§ **Work to complete**
Say how many lines contain "under", using only the number.

Extracted records:
○ ○ ○ ○ ○
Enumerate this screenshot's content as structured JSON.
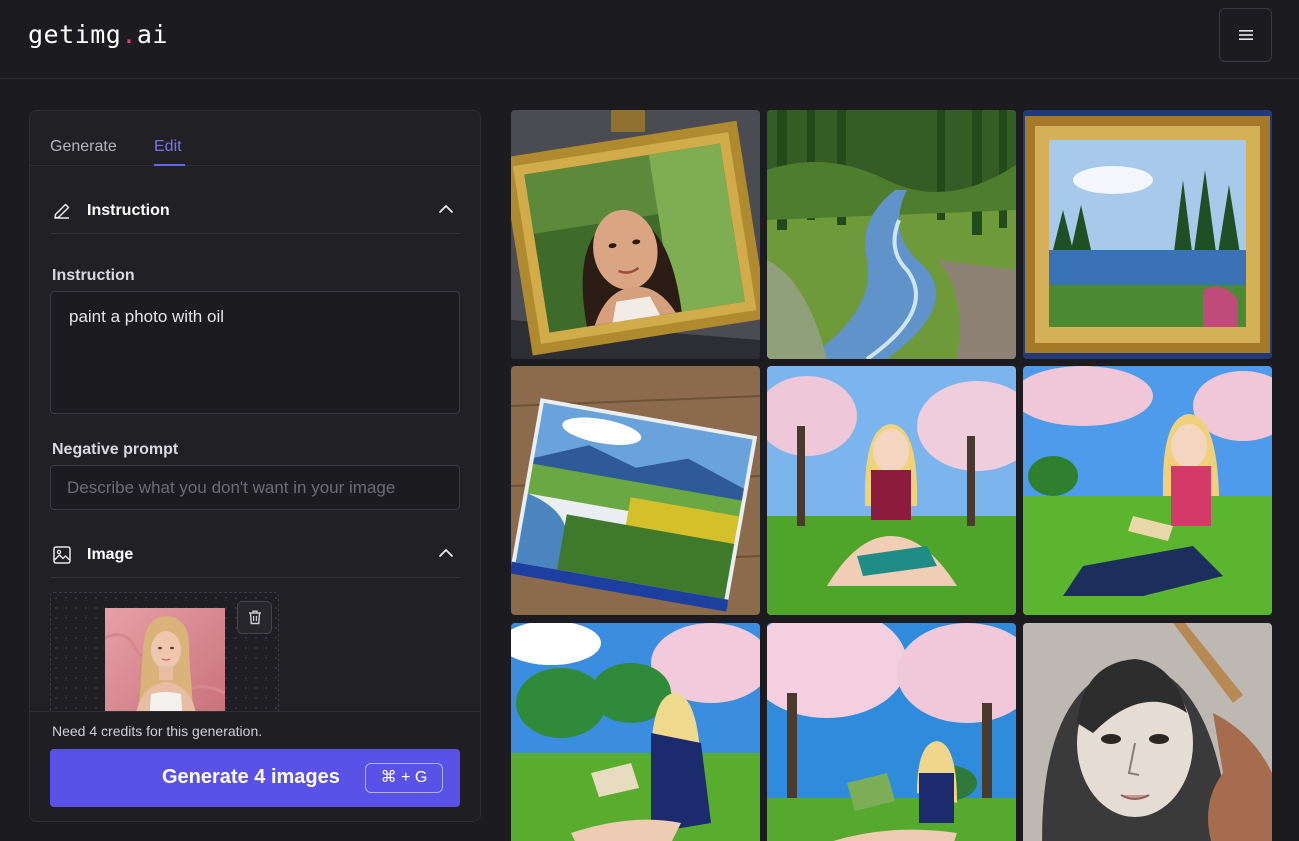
{
  "app": {
    "logo_left": "getimg",
    "logo_dot": ".",
    "logo_right": "ai",
    "menu_icon": "hamburger-icon"
  },
  "tabs": [
    {
      "label": "Generate",
      "active": false
    },
    {
      "label": "Edit",
      "active": true
    }
  ],
  "instruction_section": {
    "title": "Instruction",
    "icon": "pencil-icon",
    "field_label": "Instruction",
    "value": "paint a photo with oil"
  },
  "negative_prompt": {
    "label": "Negative prompt",
    "placeholder": "Describe what you don't want in your image"
  },
  "image_section": {
    "title": "Image",
    "icon": "image-icon"
  },
  "footer": {
    "credits_text": "Need 4 credits for this generation.",
    "generate_label": "Generate 4 images",
    "shortcut": "⌘ + G"
  },
  "colors": {
    "accent": "#5a52e8",
    "active_tab": "#7a73f0",
    "background": "#1c1c20"
  },
  "gallery": [
    {
      "subject": "woman portrait in gold frame"
    },
    {
      "subject": "forest river oil painting"
    },
    {
      "subject": "lake landscape in gold frame"
    },
    {
      "subject": "landscape canvas on wooden easel"
    },
    {
      "subject": "anime girl reading under cherry blossoms"
    },
    {
      "subject": "anime girl reading on grass"
    },
    {
      "subject": "anime girl reading in park"
    },
    {
      "subject": "anime girl reading under cherry tree"
    },
    {
      "subject": "pencil sketch of woman"
    }
  ]
}
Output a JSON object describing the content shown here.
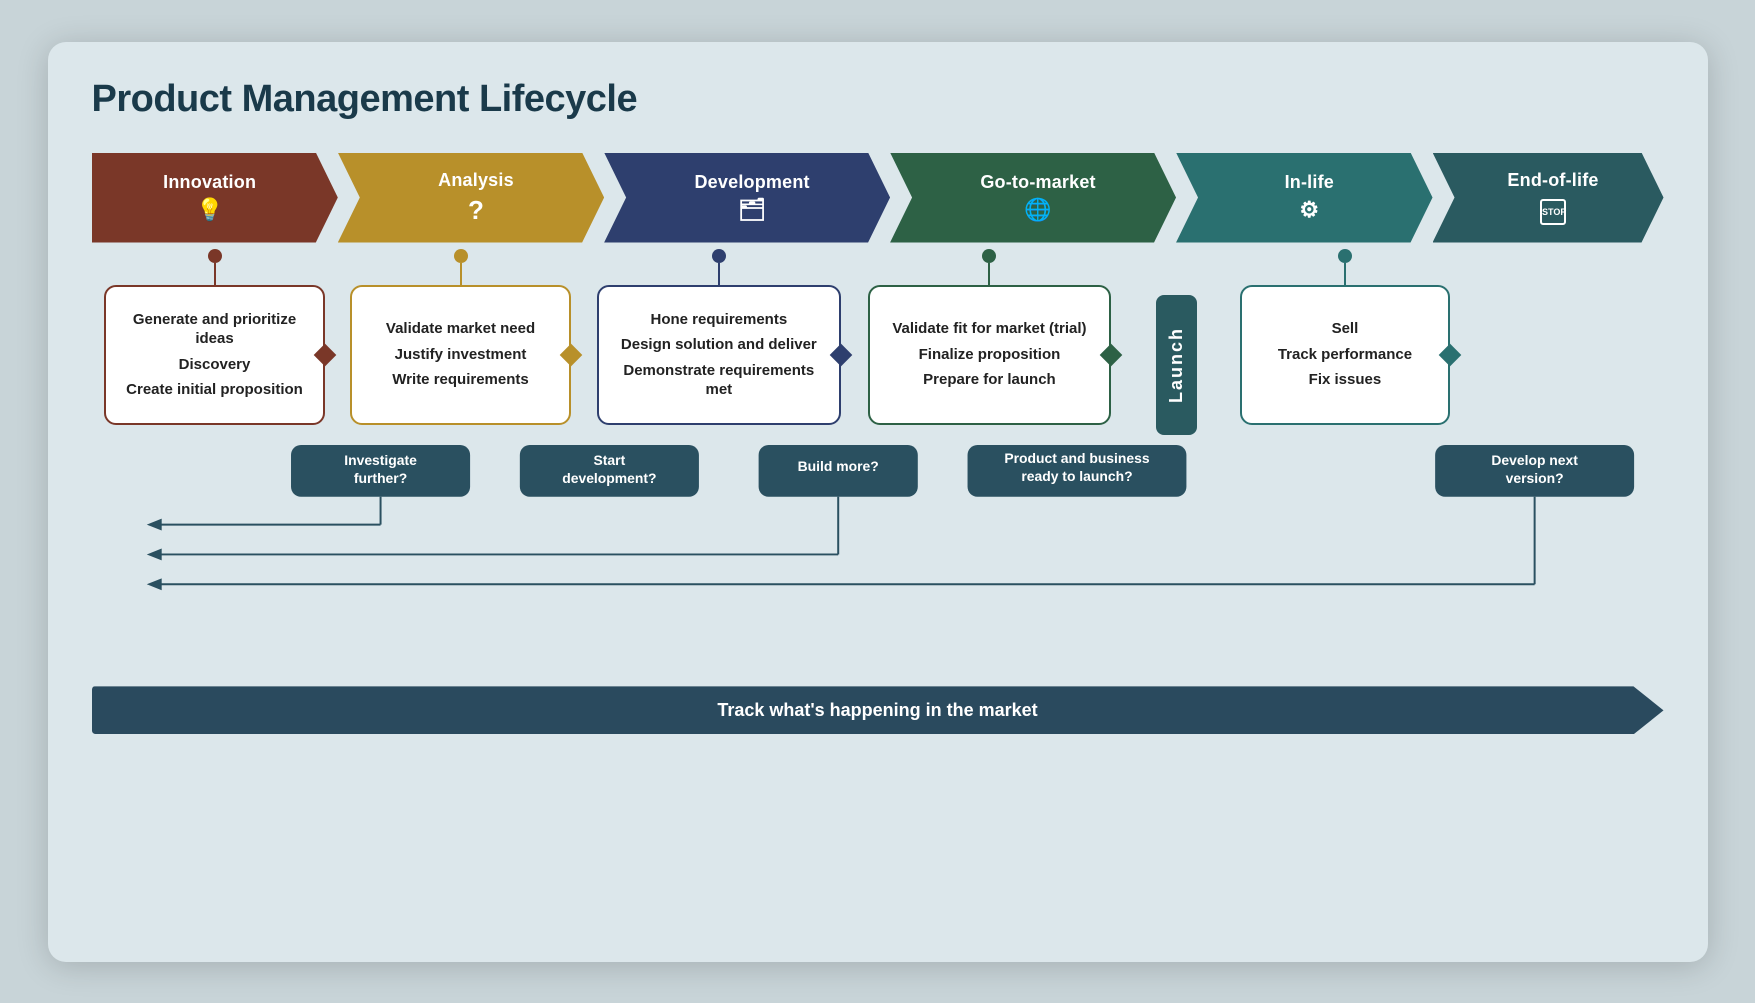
{
  "title": "Product Management Lifecycle",
  "phases": [
    {
      "id": "innovation",
      "label": "Innovation",
      "icon": "💡",
      "color": "#7a3728",
      "boxItems": [
        "Generate and prioritize ideas",
        "Discovery",
        "Create initial proposition"
      ],
      "dotClass": "dot-innovation",
      "lineClass": "line-innovation",
      "boxClass": "box-innovation",
      "diamondClass": "diamond-innovation"
    },
    {
      "id": "analysis",
      "label": "Analysis",
      "icon": "?",
      "color": "#b8902a",
      "boxItems": [
        "Validate market need",
        "Justify investment",
        "Write requirements"
      ],
      "dotClass": "dot-analysis",
      "lineClass": "line-analysis",
      "boxClass": "box-analysis",
      "diamondClass": "diamond-analysis"
    },
    {
      "id": "development",
      "label": "Development",
      "icon": "🗂",
      "color": "#2e3f6e",
      "boxItems": [
        "Hone requirements",
        "Design solution and deliver",
        "Demonstrate requirements met"
      ],
      "dotClass": "dot-development",
      "lineClass": "line-development",
      "boxClass": "box-development",
      "diamondClass": "diamond-development"
    },
    {
      "id": "gtm",
      "label": "Go-to-market",
      "icon": "🌐",
      "color": "#2d6145",
      "boxItems": [
        "Validate fit for market (trial)",
        "Finalize proposition",
        "Prepare for launch"
      ],
      "dotClass": "dot-gtm",
      "lineClass": "line-gtm",
      "boxClass": "box-gtm",
      "diamondClass": "diamond-gtm"
    },
    {
      "id": "launch",
      "label": "Launch",
      "color": "#2a5a60",
      "isLaunch": true
    },
    {
      "id": "inlife",
      "label": "In-life",
      "icon": "⚙",
      "color": "#2a7070",
      "boxItems": [
        "Sell",
        "Track performance",
        "Fix issues"
      ],
      "dotClass": "dot-inlife",
      "lineClass": "line-inlife",
      "boxClass": "box-inlife",
      "diamondClass": "diamond-inlife"
    },
    {
      "id": "eol",
      "label": "End-of-life",
      "icon": "STOP",
      "color": "#2a5a60",
      "isEol": true
    }
  ],
  "decisions": [
    {
      "id": "investigate",
      "text": "Investigate further?"
    },
    {
      "id": "start-dev",
      "text": "Start development?"
    },
    {
      "id": "build-more",
      "text": "Build more?"
    },
    {
      "id": "ready-launch",
      "text": "Product and business ready to launch?"
    },
    {
      "id": "next-version",
      "text": "Develop next version?"
    }
  ],
  "trackMarket": "Track what's happening in the market"
}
○ ○ ○ ○ ○
§ **Task output**
2